### RECORDS TO PROCESS

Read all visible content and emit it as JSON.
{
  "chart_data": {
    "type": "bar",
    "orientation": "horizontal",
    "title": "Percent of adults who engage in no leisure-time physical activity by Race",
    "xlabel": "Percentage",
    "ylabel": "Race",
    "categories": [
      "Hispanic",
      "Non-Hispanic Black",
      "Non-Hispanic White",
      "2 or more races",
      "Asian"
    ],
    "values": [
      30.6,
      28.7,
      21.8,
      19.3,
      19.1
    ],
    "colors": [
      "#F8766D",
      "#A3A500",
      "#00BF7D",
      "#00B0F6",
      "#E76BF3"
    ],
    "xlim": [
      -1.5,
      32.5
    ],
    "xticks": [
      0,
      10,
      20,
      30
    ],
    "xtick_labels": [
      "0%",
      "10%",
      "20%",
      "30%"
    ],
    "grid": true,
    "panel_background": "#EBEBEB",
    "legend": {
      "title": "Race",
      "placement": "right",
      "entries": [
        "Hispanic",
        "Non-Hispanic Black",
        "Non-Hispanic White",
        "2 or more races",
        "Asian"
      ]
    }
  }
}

### STATED EXERCISE
Which lines in the data above contain "title"? Show each one.

### SOLVED EXERCISE
    "title": "Percent of adults who engage in no leisure-time physical activity by Race",
      "title": "Race",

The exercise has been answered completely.